● Requirements
For every line in the data below that contains "Simplified", copy the line.

● Records supplied

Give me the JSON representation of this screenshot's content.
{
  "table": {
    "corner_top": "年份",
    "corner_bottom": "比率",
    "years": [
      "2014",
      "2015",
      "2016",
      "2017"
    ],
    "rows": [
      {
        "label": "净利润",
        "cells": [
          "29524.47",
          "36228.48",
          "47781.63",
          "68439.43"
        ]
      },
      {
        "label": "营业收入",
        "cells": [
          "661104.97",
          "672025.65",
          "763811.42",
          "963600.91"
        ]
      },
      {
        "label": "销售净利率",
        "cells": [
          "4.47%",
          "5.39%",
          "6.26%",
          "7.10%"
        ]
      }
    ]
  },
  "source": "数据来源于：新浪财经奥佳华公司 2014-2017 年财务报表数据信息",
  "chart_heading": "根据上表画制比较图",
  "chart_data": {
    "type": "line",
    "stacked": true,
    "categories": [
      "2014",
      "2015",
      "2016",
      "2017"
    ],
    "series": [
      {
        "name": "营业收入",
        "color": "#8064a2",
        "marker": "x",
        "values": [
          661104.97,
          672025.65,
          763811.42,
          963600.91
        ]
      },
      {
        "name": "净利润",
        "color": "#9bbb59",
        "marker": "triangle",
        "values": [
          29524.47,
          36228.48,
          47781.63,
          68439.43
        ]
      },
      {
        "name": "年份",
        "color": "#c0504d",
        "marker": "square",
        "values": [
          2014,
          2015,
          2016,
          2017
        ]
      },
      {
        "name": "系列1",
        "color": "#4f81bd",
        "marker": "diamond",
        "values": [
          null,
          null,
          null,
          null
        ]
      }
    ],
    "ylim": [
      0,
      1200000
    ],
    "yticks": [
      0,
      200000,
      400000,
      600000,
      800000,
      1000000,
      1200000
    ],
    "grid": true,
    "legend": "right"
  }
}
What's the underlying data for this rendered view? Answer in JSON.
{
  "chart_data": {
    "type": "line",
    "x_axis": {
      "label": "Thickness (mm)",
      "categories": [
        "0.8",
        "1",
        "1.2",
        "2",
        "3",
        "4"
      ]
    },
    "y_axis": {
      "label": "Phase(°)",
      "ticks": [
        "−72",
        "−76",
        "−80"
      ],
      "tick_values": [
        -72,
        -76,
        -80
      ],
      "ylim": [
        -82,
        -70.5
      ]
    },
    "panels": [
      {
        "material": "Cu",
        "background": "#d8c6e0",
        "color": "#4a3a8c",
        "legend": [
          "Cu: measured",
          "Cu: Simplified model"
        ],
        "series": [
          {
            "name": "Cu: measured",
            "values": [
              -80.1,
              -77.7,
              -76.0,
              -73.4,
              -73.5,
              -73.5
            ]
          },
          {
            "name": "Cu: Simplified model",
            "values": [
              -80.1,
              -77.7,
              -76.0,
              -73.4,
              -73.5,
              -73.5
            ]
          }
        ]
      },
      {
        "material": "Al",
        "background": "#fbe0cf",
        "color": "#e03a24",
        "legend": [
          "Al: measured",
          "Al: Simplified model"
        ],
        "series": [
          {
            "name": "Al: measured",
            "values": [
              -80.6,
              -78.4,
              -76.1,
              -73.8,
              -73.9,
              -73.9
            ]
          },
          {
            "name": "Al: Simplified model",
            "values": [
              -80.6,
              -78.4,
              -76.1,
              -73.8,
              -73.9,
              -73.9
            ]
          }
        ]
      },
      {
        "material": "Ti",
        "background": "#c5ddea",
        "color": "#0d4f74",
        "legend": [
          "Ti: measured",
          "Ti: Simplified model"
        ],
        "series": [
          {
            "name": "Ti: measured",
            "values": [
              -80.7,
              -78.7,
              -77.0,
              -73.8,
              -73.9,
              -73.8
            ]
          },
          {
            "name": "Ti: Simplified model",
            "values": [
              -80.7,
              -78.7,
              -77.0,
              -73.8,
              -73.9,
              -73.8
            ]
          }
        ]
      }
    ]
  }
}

--

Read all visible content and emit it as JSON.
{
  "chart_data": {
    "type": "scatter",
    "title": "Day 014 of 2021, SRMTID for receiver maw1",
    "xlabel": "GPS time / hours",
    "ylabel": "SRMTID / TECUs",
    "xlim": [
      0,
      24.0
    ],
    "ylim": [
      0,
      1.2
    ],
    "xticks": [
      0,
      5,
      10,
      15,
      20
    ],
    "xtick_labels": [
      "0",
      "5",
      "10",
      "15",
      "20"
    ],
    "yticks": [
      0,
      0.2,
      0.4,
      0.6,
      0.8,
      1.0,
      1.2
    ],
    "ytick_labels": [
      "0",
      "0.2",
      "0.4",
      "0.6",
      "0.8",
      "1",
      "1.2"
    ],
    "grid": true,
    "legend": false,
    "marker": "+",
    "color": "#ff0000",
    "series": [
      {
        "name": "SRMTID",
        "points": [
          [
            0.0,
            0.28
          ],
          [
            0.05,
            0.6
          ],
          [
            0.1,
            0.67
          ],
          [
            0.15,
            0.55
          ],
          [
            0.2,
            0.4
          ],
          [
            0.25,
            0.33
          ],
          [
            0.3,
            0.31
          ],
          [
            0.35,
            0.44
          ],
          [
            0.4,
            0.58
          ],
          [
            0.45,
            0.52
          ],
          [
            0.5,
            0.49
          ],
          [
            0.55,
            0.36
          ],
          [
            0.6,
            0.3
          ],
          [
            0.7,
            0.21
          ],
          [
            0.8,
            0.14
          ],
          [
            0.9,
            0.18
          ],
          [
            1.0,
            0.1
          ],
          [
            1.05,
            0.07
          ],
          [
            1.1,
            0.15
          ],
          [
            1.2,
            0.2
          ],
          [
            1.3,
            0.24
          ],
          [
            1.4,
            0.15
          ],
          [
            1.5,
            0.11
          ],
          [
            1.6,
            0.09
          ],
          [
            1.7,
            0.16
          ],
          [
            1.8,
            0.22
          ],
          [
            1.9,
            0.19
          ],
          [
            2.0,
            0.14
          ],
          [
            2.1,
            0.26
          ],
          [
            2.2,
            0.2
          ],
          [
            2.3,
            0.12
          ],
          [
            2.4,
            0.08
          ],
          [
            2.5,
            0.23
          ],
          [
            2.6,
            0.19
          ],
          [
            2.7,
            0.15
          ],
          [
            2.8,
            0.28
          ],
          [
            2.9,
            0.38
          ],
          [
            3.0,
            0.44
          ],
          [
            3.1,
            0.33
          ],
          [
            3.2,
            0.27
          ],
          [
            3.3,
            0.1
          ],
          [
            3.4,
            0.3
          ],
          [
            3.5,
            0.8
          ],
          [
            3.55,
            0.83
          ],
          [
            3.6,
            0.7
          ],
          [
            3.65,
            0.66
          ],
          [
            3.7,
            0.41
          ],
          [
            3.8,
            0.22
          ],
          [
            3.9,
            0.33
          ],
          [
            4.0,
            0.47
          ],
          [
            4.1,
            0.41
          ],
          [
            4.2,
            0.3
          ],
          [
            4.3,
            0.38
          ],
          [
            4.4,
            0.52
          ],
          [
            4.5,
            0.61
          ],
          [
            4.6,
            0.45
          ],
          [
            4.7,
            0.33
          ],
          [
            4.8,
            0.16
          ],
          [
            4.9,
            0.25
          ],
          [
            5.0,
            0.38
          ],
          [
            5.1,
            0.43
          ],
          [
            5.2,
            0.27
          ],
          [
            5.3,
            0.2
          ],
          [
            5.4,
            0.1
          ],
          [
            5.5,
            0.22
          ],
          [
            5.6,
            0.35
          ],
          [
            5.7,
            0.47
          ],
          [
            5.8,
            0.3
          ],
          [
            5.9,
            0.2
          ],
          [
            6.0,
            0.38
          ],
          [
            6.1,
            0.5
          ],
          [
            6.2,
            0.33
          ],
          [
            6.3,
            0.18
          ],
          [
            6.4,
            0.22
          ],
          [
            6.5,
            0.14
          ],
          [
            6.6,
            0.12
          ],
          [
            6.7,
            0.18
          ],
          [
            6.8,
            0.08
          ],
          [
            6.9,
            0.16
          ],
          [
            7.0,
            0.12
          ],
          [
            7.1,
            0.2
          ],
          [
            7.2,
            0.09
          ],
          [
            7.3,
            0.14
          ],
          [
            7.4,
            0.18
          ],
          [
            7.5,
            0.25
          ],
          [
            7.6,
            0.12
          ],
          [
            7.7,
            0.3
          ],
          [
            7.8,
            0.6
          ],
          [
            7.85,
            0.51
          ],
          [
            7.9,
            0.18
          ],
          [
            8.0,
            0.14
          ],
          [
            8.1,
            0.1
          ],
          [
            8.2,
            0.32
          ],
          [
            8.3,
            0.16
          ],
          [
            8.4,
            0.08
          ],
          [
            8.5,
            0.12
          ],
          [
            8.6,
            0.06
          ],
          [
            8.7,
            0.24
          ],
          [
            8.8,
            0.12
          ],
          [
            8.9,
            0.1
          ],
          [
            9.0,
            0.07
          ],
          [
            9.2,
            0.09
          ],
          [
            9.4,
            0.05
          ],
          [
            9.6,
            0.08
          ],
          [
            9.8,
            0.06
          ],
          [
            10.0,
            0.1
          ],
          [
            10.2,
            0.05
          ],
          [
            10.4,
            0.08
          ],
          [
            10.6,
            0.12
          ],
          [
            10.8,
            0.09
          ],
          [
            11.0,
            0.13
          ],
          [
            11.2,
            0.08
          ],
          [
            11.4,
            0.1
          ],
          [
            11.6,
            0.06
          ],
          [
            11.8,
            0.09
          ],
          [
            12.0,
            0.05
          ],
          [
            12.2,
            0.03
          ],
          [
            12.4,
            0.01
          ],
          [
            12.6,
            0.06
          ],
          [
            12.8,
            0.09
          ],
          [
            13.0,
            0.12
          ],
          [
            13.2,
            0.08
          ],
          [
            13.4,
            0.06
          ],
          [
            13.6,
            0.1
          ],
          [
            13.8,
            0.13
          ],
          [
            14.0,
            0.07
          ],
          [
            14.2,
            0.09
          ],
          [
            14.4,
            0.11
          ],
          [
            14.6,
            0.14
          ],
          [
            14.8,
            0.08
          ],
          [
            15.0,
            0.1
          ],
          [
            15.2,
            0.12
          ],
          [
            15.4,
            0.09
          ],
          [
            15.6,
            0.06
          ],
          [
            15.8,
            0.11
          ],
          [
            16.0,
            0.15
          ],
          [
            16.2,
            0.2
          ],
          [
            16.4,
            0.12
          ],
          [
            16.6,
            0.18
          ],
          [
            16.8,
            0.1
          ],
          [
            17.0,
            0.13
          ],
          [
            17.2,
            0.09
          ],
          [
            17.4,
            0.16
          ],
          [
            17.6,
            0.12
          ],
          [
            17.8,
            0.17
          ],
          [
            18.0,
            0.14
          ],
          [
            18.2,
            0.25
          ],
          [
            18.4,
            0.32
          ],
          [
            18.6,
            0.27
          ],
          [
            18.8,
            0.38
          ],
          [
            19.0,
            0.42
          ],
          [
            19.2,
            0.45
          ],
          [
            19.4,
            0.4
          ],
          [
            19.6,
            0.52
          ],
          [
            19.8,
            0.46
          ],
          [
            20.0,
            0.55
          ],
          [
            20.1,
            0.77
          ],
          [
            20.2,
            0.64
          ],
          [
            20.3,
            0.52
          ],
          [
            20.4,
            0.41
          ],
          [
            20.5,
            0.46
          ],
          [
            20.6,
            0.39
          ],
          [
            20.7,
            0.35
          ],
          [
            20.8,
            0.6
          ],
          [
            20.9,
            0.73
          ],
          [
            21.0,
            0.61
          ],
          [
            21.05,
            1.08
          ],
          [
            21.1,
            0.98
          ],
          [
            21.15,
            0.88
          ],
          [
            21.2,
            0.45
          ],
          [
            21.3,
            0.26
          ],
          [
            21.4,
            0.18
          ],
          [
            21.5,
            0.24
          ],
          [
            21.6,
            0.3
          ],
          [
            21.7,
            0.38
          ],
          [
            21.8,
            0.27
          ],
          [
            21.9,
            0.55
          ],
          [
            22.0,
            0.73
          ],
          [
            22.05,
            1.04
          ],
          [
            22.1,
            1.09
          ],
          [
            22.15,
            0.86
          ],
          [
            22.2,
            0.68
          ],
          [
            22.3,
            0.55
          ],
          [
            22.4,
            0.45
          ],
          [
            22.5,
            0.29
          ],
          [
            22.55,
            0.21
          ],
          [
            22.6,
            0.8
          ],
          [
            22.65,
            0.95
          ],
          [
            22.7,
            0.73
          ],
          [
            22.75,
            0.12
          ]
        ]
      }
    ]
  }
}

● Task result
          "Cu: Simplified model"
            "name": "Cu: Simplified model",
          "Al: Simplified model"
            "name": "Al: Simplified model",
          "Ti: Simplified model"
            "name": "Ti: Simplified model",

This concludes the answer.